Datensätze:
+++++

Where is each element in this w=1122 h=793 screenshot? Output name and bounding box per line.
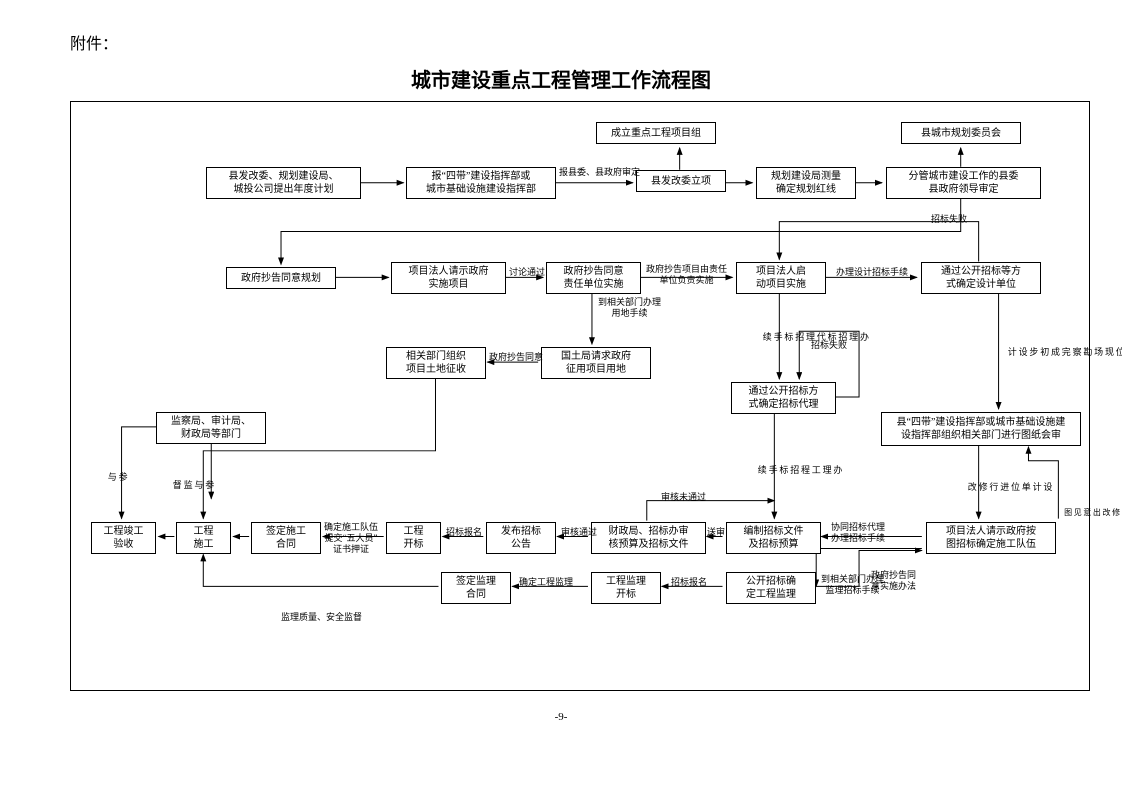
elabel-e15: 县纸领导修改出意见图 <box>1063 467 1122 557</box>
elabel-e23: 确定工程监理 <box>519 577 573 588</box>
node-n9: 项目法人请示政府实施项目 <box>391 262 506 294</box>
node-n6: 规划建设局测量确定规划红线 <box>756 167 856 199</box>
node-n11: 项目法人启动项目实施 <box>736 262 826 294</box>
elabel-e16: 审核未通过 <box>661 492 706 503</box>
elabel-e24: 招标报名 <box>671 577 707 588</box>
node-n7: 分管城市建设工作的县委县政府领导审定 <box>886 167 1041 199</box>
node-n21: 工程开标 <box>386 522 441 554</box>
elabel-e4: 办理设计招标手续 <box>836 267 908 278</box>
node-n25: 项目法人请示政府按图招标确定施工队伍 <box>926 522 1056 554</box>
node-n13: 相关部门组织项目土地征收 <box>386 347 486 379</box>
elabel-e21: 参与监督 <box>171 457 214 512</box>
node-n15: 通过公开招标方式确定招标代理 <box>731 382 836 414</box>
node-n17: 监察局、审计局、财政局等部门 <box>156 412 266 444</box>
node-n3: 县发改委、规划建设局、城投公司提出年度计划 <box>206 167 361 199</box>
node-n14: 国土局请求政府征用项目用地 <box>541 347 651 379</box>
node-n5: 县发改委立项 <box>636 170 726 192</box>
node-n27: 工程监理开标 <box>591 572 661 604</box>
elabel-e5: 招标失败 <box>931 214 967 225</box>
node-n22: 发布招标公告 <box>486 522 556 554</box>
node-n2: 县城市规划委员会 <box>901 122 1021 144</box>
node-n26: 签定监理合同 <box>441 572 511 604</box>
node-n18: 工程竣工验收 <box>91 522 156 554</box>
elabel-e2: 讨论通过 <box>509 267 545 278</box>
node-n23: 财政局、招标办审核预算及招标文件 <box>591 522 706 554</box>
elabel-e6: 办理招标代理招标手续 <box>761 297 869 377</box>
elabel-e26: 监理质量、安全监督 <box>281 612 362 623</box>
page-title: 城市建设重点工程管理工作流程图 <box>70 64 1052 93</box>
elabel-e9: 政府抄告同意 <box>489 352 543 363</box>
node-n4: 报“四带”建设指挥部或城市基础设施建设指挥部 <box>406 167 556 199</box>
page-footer: -9- <box>70 711 1052 723</box>
flowchart-frame: 成立重点工程项目组 县城市规划委员会 县发改委、规划建设局、城投公司提出年度计划… <box>70 101 1090 691</box>
elabel-e3: 政府抄告项目由责任单位负责实施 <box>646 264 727 286</box>
node-n24: 编制招标文件及招标预算 <box>726 522 821 554</box>
node-n1: 成立重点工程项目组 <box>596 122 716 144</box>
elabel-e22: 参与 <box>106 457 128 497</box>
node-n20: 签定施工合同 <box>251 522 321 554</box>
elabel-e20: 确定施工队伍提交“五大员”证书押证 <box>324 522 378 554</box>
node-n8: 政府抄告同意规划 <box>226 267 336 289</box>
elabel-e12: 协同招标代理办理招标手续 <box>831 522 885 544</box>
elabel-e17: 送审 <box>707 527 725 538</box>
elabel-e18: 审核通过 <box>561 527 597 538</box>
node-n12: 通过公开招标等方式确定设计单位 <box>921 262 1041 294</box>
elabel-e19: 招标报名 <box>446 527 482 538</box>
node-n10: 政府抄告同意责任单位实施 <box>546 262 641 294</box>
elabel-e7: 招标失败 <box>811 340 847 351</box>
elabel-e25: 到相关部门办理监理招标手续 <box>821 574 884 596</box>
elabel-e8: 设计单位现场勘察完成初步设计 <box>1006 297 1122 407</box>
attachment-label: 附件： <box>70 30 1052 54</box>
elabel-e14: 设计单位进行修改 <box>966 452 1052 522</box>
node-n28: 公开招标确定工程监理 <box>726 572 816 604</box>
node-n19: 工程施工 <box>176 522 231 554</box>
node-n16: 县“四带”建设指挥部或城市基础设施建设指挥部组织相关部门进行图纸会审 <box>881 412 1081 446</box>
elabel-e10: 到相关部门办理用地手续 <box>598 297 661 319</box>
elabel-e1: 报县委、县政府审定 <box>559 167 640 178</box>
elabel-e11: 办理工程招标手续 <box>756 422 842 517</box>
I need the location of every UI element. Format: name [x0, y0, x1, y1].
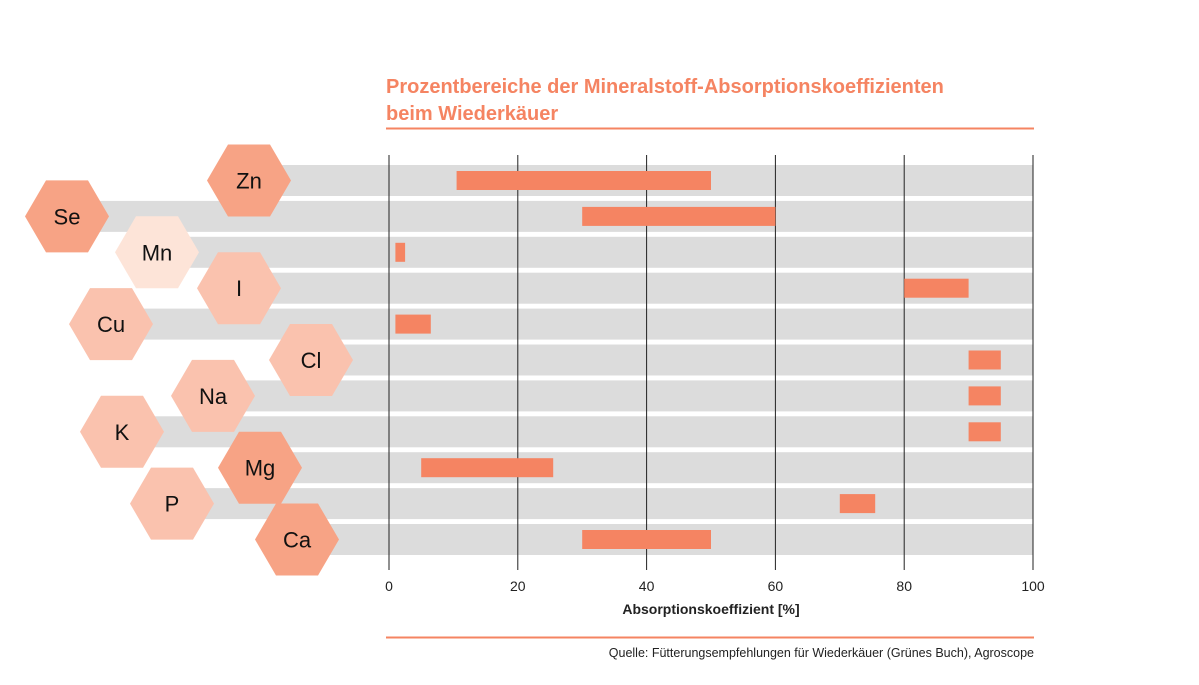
hexagon-shape — [269, 324, 353, 396]
hex-zn: Zn — [207, 144, 291, 217]
range-bar-ca — [582, 530, 711, 549]
element-hexagons: Zn Se Mn I Cu Cl Na K Mg P Ca — [25, 144, 353, 576]
range-bar-mg — [421, 458, 554, 478]
category-label: Mn — [142, 240, 173, 265]
range-bar-cu — [395, 314, 431, 334]
chart-title-line-1: Prozentbereiche der Mineralstoff-Absorpt… — [386, 76, 944, 98]
hex-na: Na — [171, 359, 255, 432]
hexagon-shape — [25, 180, 109, 253]
hex-i: I — [197, 252, 281, 325]
category-label: I — [236, 276, 242, 301]
range-bar-k — [968, 422, 1001, 442]
hex-mn: Mn — [115, 216, 199, 289]
x-tick-label: 0 — [385, 578, 393, 594]
hexagon-shape — [130, 467, 214, 540]
range-bar-na — [968, 386, 1001, 406]
range-bars — [395, 171, 1001, 549]
category-label: Se — [54, 204, 81, 229]
hexagon-shape — [80, 395, 164, 468]
category-label: Cu — [97, 312, 125, 337]
hexagon-shape — [197, 252, 281, 325]
category-label: Cl — [301, 348, 322, 373]
hex-se: Se — [25, 180, 109, 253]
hex-p: P — [130, 467, 214, 540]
x-tick-label: 60 — [768, 578, 784, 594]
range-bar-i — [904, 278, 969, 298]
hexagon-shape — [69, 288, 153, 361]
hexagon-shape — [255, 503, 339, 576]
hex-ca: Ca — [255, 503, 339, 576]
range-bar-se — [582, 206, 776, 226]
hex-cu: Cu — [69, 288, 153, 361]
hexagon-shape — [207, 144, 291, 217]
x-axis-label: Absorptionskoeffizient [%] — [622, 601, 799, 617]
category-label: Na — [199, 384, 228, 409]
row-band-cl — [311, 344, 1033, 376]
x-tick-label: 20 — [510, 578, 526, 594]
range-bar-mn — [395, 242, 406, 262]
hexagon-shape — [218, 431, 302, 504]
range-bar-zn — [456, 171, 711, 190]
row-band-mn — [157, 236, 1033, 268]
chart-title-line-2: beim Wiederkäuer — [386, 103, 558, 125]
row-band-i — [239, 272, 1033, 304]
hexagon-shape — [115, 216, 199, 289]
hex-mg: Mg — [218, 431, 302, 504]
hex-cl: Cl — [269, 324, 353, 396]
hexagon-shape — [171, 359, 255, 432]
range-bar-cl — [968, 350, 1001, 370]
x-tick-label: 80 — [896, 578, 912, 594]
category-label: P — [165, 492, 180, 517]
category-label: K — [115, 420, 130, 445]
x-tick-label: 40 — [639, 578, 655, 594]
x-tick-labels: 0 20 40 60 80 100 — [385, 578, 1045, 594]
row-band-se — [67, 200, 1033, 232]
range-bar-p — [839, 494, 876, 514]
category-label: Ca — [283, 528, 312, 553]
category-label: Mg — [245, 456, 276, 481]
source-note: Quelle: Fütterungsempfehlungen für Wiede… — [609, 646, 1034, 660]
row-band-na — [213, 380, 1033, 412]
hex-k: K — [80, 395, 164, 468]
x-tick-label: 100 — [1021, 578, 1045, 594]
category-label: Zn — [236, 169, 262, 194]
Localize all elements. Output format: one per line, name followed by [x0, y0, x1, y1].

+++++

AUFGABENSTELLUNG → Wiederhole alle Zeilen oben Wort für Wort und lass dabei die Bilder weg.

SCHRIFTLICHE ANTWORT →
Where is each element in this w=1122 h=793 screenshot? Output name and bounding box per line.
elabel-e15: 县纸领导修改出意见图 <box>1063 467 1122 557</box>
elabel-e23: 确定工程监理 <box>519 577 573 588</box>
node-n9: 项目法人请示政府实施项目 <box>391 262 506 294</box>
node-n6: 规划建设局测量确定规划红线 <box>756 167 856 199</box>
node-n11: 项目法人启动项目实施 <box>736 262 826 294</box>
elabel-e16: 审核未通过 <box>661 492 706 503</box>
elabel-e24: 招标报名 <box>671 577 707 588</box>
node-n7: 分管城市建设工作的县委县政府领导审定 <box>886 167 1041 199</box>
node-n21: 工程开标 <box>386 522 441 554</box>
elabel-e4: 办理设计招标手续 <box>836 267 908 278</box>
node-n25: 项目法人请示政府按图招标确定施工队伍 <box>926 522 1056 554</box>
node-n13: 相关部门组织项目土地征收 <box>386 347 486 379</box>
elabel-e21: 参与监督 <box>171 457 214 512</box>
node-n15: 通过公开招标方式确定招标代理 <box>731 382 836 414</box>
node-n17: 监察局、审计局、财政局等部门 <box>156 412 266 444</box>
node-n3: 县发改委、规划建设局、城投公司提出年度计划 <box>206 167 361 199</box>
node-n14: 国土局请求政府征用项目用地 <box>541 347 651 379</box>
node-n5: 县发改委立项 <box>636 170 726 192</box>
node-n27: 工程监理开标 <box>591 572 661 604</box>
elabel-e5: 招标失败 <box>931 214 967 225</box>
node-n22: 发布招标公告 <box>486 522 556 554</box>
node-n2: 县城市规划委员会 <box>901 122 1021 144</box>
node-n26: 签定监理合同 <box>441 572 511 604</box>
node-n18: 工程竣工验收 <box>91 522 156 554</box>
elabel-e2: 讨论通过 <box>509 267 545 278</box>
node-n23: 财政局、招标办审核预算及招标文件 <box>591 522 706 554</box>
elabel-e6: 办理招标代理招标手续 <box>761 297 869 377</box>
elabel-e26: 监理质量、安全监督 <box>281 612 362 623</box>
page-title: 城市建设重点工程管理工作流程图 <box>70 64 1052 93</box>
elabel-e9: 政府抄告同意 <box>489 352 543 363</box>
node-n4: 报“四带”建设指挥部或城市基础设施建设指挥部 <box>406 167 556 199</box>
page-footer: -9- <box>70 711 1052 723</box>
flowchart-frame: 成立重点工程项目组 县城市规划委员会 县发改委、规划建设局、城投公司提出年度计划… <box>70 101 1090 691</box>
elabel-e3: 政府抄告项目由责任单位负责实施 <box>646 264 727 286</box>
node-n24: 编制招标文件及招标预算 <box>726 522 821 554</box>
node-n1: 成立重点工程项目组 <box>596 122 716 144</box>
elabel-e22: 参与 <box>106 457 128 497</box>
node-n20: 签定施工合同 <box>251 522 321 554</box>
elabel-e20: 确定施工队伍提交“五大员”证书押证 <box>324 522 378 554</box>
node-n8: 政府抄告同意规划 <box>226 267 336 289</box>
elabel-e12: 协同招标代理办理招标手续 <box>831 522 885 544</box>
elabel-e17: 送审 <box>707 527 725 538</box>
elabel-e18: 审核通过 <box>561 527 597 538</box>
node-n12: 通过公开招标等方式确定设计单位 <box>921 262 1041 294</box>
elabel-e19: 招标报名 <box>446 527 482 538</box>
node-n10: 政府抄告同意责任单位实施 <box>546 262 641 294</box>
elabel-e7: 招标失败 <box>811 340 847 351</box>
elabel-e25: 到相关部门办理监理招标手续 <box>821 574 884 596</box>
elabel-e8: 设计单位现场勘察完成初步设计 <box>1006 297 1122 407</box>
attachment-label: 附件： <box>70 30 1052 54</box>
elabel-e14: 设计单位进行修改 <box>966 452 1052 522</box>
node-n28: 公开招标确定工程监理 <box>726 572 816 604</box>
node-n19: 工程施工 <box>176 522 231 554</box>
node-n16: 县“四带”建设指挥部或城市基础设施建设指挥部组织相关部门进行图纸会审 <box>881 412 1081 446</box>
elabel-e10: 到相关部门办理用地手续 <box>598 297 661 319</box>
elabel-e1: 报县委、县政府审定 <box>559 167 640 178</box>
elabel-e11: 办理工程招标手续 <box>756 422 842 517</box>
I need the location of every UI element. Format: name [x0, y0, x1, y1].
hexagon-shape — [269, 324, 353, 396]
hex-zn: Zn — [207, 144, 291, 217]
range-bar-ca — [582, 530, 711, 549]
element-hexagons: Zn Se Mn I Cu Cl Na K Mg P Ca — [25, 144, 353, 576]
range-bar-mg — [421, 458, 554, 478]
category-label: Mn — [142, 240, 173, 265]
range-bar-cu — [395, 314, 431, 334]
chart-title-line-1: Prozentbereiche der Mineralstoff-Absorpt… — [386, 76, 944, 98]
hex-na: Na — [171, 359, 255, 432]
hexagon-shape — [25, 180, 109, 253]
hex-i: I — [197, 252, 281, 325]
category-label: I — [236, 276, 242, 301]
range-bar-k — [968, 422, 1001, 442]
hex-mn: Mn — [115, 216, 199, 289]
x-tick-label: 0 — [385, 578, 393, 594]
hexagon-shape — [130, 467, 214, 540]
range-bar-na — [968, 386, 1001, 406]
range-bars — [395, 171, 1001, 549]
category-label: Se — [54, 204, 81, 229]
hexagon-shape — [80, 395, 164, 468]
category-label: Cu — [97, 312, 125, 337]
hexagon-shape — [197, 252, 281, 325]
category-label: Cl — [301, 348, 322, 373]
hex-se: Se — [25, 180, 109, 253]
hex-p: P — [130, 467, 214, 540]
x-tick-label: 60 — [768, 578, 784, 594]
range-bar-i — [904, 278, 969, 298]
hexagon-shape — [69, 288, 153, 361]
hexagon-shape — [255, 503, 339, 576]
hex-ca: Ca — [255, 503, 339, 576]
range-bar-se — [582, 206, 776, 226]
hex-cu: Cu — [69, 288, 153, 361]
hexagon-shape — [207, 144, 291, 217]
x-axis-label: Absorptionskoeffizient [%] — [622, 601, 799, 617]
category-label: Na — [199, 384, 228, 409]
row-band-cl — [311, 344, 1033, 376]
x-tick-label: 20 — [510, 578, 526, 594]
range-bar-mn — [395, 242, 406, 262]
hexagon-shape — [218, 431, 302, 504]
range-bar-zn — [456, 171, 711, 190]
row-band-mn — [157, 236, 1033, 268]
chart-title-line-2: beim Wiederkäuer — [386, 103, 558, 125]
row-band-i — [239, 272, 1033, 304]
hexagon-shape — [115, 216, 199, 289]
hex-mg: Mg — [218, 431, 302, 504]
hex-cl: Cl — [269, 324, 353, 396]
hexagon-shape — [171, 359, 255, 432]
range-bar-cl — [968, 350, 1001, 370]
x-tick-label: 80 — [896, 578, 912, 594]
category-label: P — [165, 492, 180, 517]
category-label: K — [115, 420, 130, 445]
x-tick-label: 40 — [639, 578, 655, 594]
x-tick-labels: 0 20 40 60 80 100 — [385, 578, 1045, 594]
row-band-se — [67, 200, 1033, 232]
range-bar-p — [839, 494, 876, 514]
category-label: Ca — [283, 528, 312, 553]
category-label: Mg — [245, 456, 276, 481]
source-note: Quelle: Fütterungsempfehlungen für Wiede… — [609, 646, 1034, 660]
row-band-na — [213, 380, 1033, 412]
hex-k: K — [80, 395, 164, 468]
x-tick-label: 100 — [1021, 578, 1045, 594]
category-label: Zn — [236, 169, 262, 194]
Localize all elements. Output format: one per line, name followed by [x0, y0, x1, y1].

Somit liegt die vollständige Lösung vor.